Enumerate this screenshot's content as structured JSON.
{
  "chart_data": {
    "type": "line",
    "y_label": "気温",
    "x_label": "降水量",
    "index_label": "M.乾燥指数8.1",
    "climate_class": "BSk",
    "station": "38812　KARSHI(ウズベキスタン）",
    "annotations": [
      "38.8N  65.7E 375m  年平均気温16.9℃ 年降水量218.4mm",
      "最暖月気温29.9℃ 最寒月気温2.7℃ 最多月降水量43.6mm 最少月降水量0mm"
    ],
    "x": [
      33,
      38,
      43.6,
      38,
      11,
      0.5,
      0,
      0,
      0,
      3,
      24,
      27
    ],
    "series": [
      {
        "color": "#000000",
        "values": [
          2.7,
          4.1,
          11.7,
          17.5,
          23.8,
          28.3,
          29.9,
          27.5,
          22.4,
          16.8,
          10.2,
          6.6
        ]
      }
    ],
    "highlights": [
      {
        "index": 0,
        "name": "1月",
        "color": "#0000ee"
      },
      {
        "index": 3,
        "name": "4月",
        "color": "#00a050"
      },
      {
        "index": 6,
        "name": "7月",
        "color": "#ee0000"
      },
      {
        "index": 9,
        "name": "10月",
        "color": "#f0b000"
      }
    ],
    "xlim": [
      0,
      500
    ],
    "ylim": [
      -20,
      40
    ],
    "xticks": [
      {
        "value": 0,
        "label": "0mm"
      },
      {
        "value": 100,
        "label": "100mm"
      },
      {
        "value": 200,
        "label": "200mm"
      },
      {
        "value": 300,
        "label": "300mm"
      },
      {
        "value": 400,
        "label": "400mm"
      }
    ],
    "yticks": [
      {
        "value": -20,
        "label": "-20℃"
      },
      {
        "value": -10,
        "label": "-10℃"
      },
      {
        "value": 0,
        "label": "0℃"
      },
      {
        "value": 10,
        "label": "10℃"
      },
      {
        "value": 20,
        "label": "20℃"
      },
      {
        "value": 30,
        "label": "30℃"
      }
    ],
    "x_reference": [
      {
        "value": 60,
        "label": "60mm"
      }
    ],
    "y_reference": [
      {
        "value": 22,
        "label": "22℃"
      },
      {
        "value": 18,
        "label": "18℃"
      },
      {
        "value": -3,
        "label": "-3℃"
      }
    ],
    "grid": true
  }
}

● Exercise
Find every line that has "color" in it, then return those lines.

● Solution below
        "color": "#000000",
        "color": "#0000ee"
        "color": "#00a050"
        "color": "#ee0000"
        "color": "#f0b000"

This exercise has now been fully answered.